### EXERCISE INSTRUCTIONS
Below are records to be output exactly, every one of them.

####

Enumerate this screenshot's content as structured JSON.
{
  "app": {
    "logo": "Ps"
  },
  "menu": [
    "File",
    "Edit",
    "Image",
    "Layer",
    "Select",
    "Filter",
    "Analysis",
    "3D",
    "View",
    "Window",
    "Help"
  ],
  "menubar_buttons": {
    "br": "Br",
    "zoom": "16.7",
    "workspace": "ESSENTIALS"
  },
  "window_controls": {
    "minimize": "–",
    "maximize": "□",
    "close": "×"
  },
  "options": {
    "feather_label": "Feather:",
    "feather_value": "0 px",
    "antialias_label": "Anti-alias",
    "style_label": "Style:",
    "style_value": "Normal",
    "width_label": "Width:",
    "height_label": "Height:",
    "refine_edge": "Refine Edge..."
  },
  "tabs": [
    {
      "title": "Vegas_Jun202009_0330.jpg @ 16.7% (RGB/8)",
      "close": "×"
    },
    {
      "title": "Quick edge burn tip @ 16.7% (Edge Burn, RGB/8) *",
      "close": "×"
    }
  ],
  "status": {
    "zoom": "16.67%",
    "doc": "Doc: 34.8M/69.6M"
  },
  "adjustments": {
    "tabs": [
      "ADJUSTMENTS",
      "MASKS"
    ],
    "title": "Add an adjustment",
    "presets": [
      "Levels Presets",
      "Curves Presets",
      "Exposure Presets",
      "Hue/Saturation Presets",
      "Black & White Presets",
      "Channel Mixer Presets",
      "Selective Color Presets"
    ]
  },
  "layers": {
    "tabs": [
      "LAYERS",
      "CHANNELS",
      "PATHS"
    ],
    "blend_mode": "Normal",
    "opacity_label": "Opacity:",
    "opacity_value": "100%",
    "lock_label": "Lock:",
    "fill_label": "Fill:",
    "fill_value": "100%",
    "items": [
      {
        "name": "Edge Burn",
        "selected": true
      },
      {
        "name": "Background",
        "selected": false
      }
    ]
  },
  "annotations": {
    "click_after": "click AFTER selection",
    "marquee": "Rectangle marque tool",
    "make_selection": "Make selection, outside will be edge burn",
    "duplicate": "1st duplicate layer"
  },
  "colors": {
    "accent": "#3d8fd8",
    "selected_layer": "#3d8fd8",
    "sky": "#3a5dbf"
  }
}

####

### THE COMPLETED TASK
Enumerate this screenshot's content as structured JSON.
{
  "app": {
    "logo": "Ps"
  },
  "menu": [
    "File",
    "Edit",
    "Image",
    "Layer",
    "Select",
    "Filter",
    "Analysis",
    "3D",
    "View",
    "Window",
    "Help"
  ],
  "menubar_buttons": {
    "br": "Br",
    "zoom": "16.7",
    "workspace": "ESSENTIALS"
  },
  "window_controls": {
    "minimize": "–",
    "maximize": "□",
    "close": "×"
  },
  "options": {
    "feather_label": "Feather:",
    "feather_value": "0 px",
    "antialias_label": "Anti-alias",
    "style_label": "Style:",
    "style_value": "Normal",
    "width_label": "Width:",
    "height_label": "Height:",
    "refine_edge": "Refine Edge..."
  },
  "tabs": [
    {
      "title": "Vegas_Jun202009_0330.jpg @ 16.7% (RGB/8)",
      "close": "×"
    },
    {
      "title": "Quick edge burn tip @ 16.7% (Edge Burn, RGB/8) *",
      "close": "×"
    }
  ],
  "status": {
    "zoom": "16.67%",
    "doc": "Doc: 34.8M/69.6M"
  },
  "adjustments": {
    "tabs": [
      "ADJUSTMENTS",
      "MASKS"
    ],
    "title": "Add an adjustment",
    "presets": [
      "Levels Presets",
      "Curves Presets",
      "Exposure Presets",
      "Hue/Saturation Presets",
      "Black & White Presets",
      "Channel Mixer Presets",
      "Selective Color Presets"
    ]
  },
  "layers": {
    "tabs": [
      "LAYERS",
      "CHANNELS",
      "PATHS"
    ],
    "blend_mode": "Normal",
    "opacity_label": "Opacity:",
    "opacity_value": "100%",
    "lock_label": "Lock:",
    "fill_label": "Fill:",
    "fill_value": "100%",
    "items": [
      {
        "name": "Edge Burn",
        "selected": true
      },
      {
        "name": "Background",
        "selected": false
      }
    ]
  },
  "annotations": {
    "click_after": "click AFTER selection",
    "marquee": "Rectangle marque tool",
    "make_selection": "Make selection, outside will be edge burn",
    "duplicate": "1st duplicate layer"
  },
  "colors": {
    "accent": "#3d8fd8",
    "selected_layer": "#3d8fd8",
    "sky": "#3a5dbf"
  }
}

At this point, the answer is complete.